(Tarefas a resolver):
#1 De acordo com o texto sobre o DMSA, porque é que a investigação sobre o uso do DMSA na exposição ao mercúrio inorgânico tem um âmbito limitado? Responda em uma a três frases.
#2 Prossiga o texto sobre o DMSA a partir do ponto em que termina.

(Secção de texto):
- - - - - - -

Evidência de investigação / Visão geral dos estudos sobre o DMSA
Evidência para o uso no Envenenamento por Chumbo (Saturnismo)
O DMSA foi estudado para a sua utilização na gestão da exposição ao chumbo, particularmente em casos onde os níveis de chumbo no sangue (BLLs) se encontravam significativamente elevados. A investigação para esta aplicação baseia-se em diversos estudos, incluindo importantes ensaios clínicos aleatorizados e controlados (RCTs) e vários estudos observacionais. Estas investigações focaram-se prioritariamente em doentes pediátricos (crianças entre os 1 e os 11 anos).
Os investigadores analisaram dois tipos principais de resultados nestes ensaios. Primeiro, monitorizaram a alteração imediata na concentração de chumbo no sangue durante e pouco depois do período de tratamento. Em segundo lugar, exploraram alterações funcionais a longo prazo, tais como o neurodesenvolvimento, a função cognitiva (como os índices de QI) e o comportamento das crianças, durante vários anos após o término do tratamento.
Foram observados padrões relacionados com as alterações na concentração de chumbo no sangue durante o tempo em que o DMSA foi estudado. Contudo, a investigação de acompanhamento reportou frequentemente um novo aumento (um efeito de ricochete) nos níveis de chumbo sanguíneo após a conclusão do ciclo de tratamento. Em ensaios que acompanharam crianças com níveis moderadamente elevados durante muitos anos, os resultados foram mistos; algumas investigações reportaram a ausência de uma diferença estatisticamente significativa entre os grupos estudados na medição de resultados cognitivos ou comportamentais a longo prazo.
Evidência na Exposição ao Mercúrio Inorgânico
A investigação que explora o uso do DMSA na exposição ao mercúrio inorgânico, como os sais mercúricos, tem um âmbito limitado. Esta base de evidência consiste essencialmente em experiências controladas em animais, estudos toxicológicos e uma recolha restrita de séries de casos humanos e dados observacionais. Geralmente, não existem ensaios clínicos humanos de larga escala (RCTs) para esta aplicação.

- - - - - - -

(Secção de dados):

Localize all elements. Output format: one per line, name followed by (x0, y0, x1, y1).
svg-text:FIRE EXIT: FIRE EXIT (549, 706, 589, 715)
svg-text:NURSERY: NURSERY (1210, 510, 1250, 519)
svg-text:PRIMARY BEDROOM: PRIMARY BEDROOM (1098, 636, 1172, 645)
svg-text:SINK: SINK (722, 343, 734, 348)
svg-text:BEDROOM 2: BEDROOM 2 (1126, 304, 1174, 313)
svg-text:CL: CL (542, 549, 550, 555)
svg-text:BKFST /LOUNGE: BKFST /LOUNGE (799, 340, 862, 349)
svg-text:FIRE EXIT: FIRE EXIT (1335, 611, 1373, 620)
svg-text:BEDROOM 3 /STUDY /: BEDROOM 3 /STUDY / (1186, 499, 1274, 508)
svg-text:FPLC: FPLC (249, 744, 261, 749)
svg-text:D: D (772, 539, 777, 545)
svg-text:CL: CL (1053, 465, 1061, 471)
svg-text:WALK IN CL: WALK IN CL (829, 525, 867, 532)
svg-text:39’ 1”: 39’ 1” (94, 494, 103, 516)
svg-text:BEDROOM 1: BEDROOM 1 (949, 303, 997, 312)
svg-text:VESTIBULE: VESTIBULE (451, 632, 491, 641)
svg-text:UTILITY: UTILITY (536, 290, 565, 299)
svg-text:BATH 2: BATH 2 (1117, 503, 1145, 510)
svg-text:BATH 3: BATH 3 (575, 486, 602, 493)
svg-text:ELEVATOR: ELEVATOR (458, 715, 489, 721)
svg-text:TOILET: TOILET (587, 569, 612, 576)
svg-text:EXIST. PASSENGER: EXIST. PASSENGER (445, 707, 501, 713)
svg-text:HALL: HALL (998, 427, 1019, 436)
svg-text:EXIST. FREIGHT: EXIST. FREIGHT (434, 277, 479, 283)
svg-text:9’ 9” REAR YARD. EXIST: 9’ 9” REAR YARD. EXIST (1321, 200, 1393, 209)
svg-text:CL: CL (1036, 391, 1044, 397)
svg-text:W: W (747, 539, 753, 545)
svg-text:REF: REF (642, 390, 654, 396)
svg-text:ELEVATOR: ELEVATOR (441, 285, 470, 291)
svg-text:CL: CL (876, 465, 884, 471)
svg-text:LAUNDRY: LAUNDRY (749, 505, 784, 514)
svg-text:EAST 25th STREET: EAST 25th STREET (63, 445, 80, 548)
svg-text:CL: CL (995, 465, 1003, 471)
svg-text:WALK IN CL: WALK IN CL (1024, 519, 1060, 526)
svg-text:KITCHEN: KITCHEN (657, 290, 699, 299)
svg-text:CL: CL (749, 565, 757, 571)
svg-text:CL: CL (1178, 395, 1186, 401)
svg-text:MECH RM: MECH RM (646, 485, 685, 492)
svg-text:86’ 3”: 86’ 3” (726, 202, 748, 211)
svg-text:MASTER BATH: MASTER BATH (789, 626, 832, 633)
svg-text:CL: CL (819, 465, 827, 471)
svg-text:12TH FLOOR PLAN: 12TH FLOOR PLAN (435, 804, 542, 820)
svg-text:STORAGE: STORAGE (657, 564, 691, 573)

- - - - - - -

(Lista de respostas):
#1 A base de evidência consiste essencialmente em experiências controladas em animais, estudos toxicológicos e uma recolha restrita de séries de casos humanos e dados observacionais. Geralmente, não existem ensaios clínicos humanos aleatorizados e controlados de larga escala para esta aplicação.

#2
Nestas investigações, os cientistas analisaram resultados relacionados com o processo de eliminação do organismo. Isto incluiu a monitorização da alteração na excreção de mercúrio na urina e a avaliação da carga total de mercúrio em vários tecidos corporais. Os estudos em animais forneceram dados sobre como o fármaco se associava a alterações na carga de mercúrio em alguns órgãos, e a investigação examinou resultados relacionados com efeitos tóxicos agudos nesses modelos.
Lacunas na Investigação e Incertezas sobre o DMSA
O panorama da evidência científica destaca várias áreas onde a certeza permanece baixa ou onde a investigação ainda é necessária. Estas limitações incluem:
- Eficácia Clínica para Metais que não o Chumbo: Faltam ensaios clínicos humanos de alta qualidade para a exposição ao mercúrio e ao arsénio. A evidência existente baseia-se maioritariamente em dados animais e relatos de casos, o que significa que o quadro completo dos efeitos terapêuticos e dos resultados a longo prazo em humanos ainda não está totalmente estabelecido.
- Benefícios Funcionais a Longo Prazo: No caso de crianças com níveis de chumbo moderadamente elevados, a investigação não estabeleceu totalmente um benefício a longo prazo em resultados cognitivos e comportamentais como o QI, mesmo quando foram observadas alterações nos níveis de chumbo sanguíneo a curto prazo.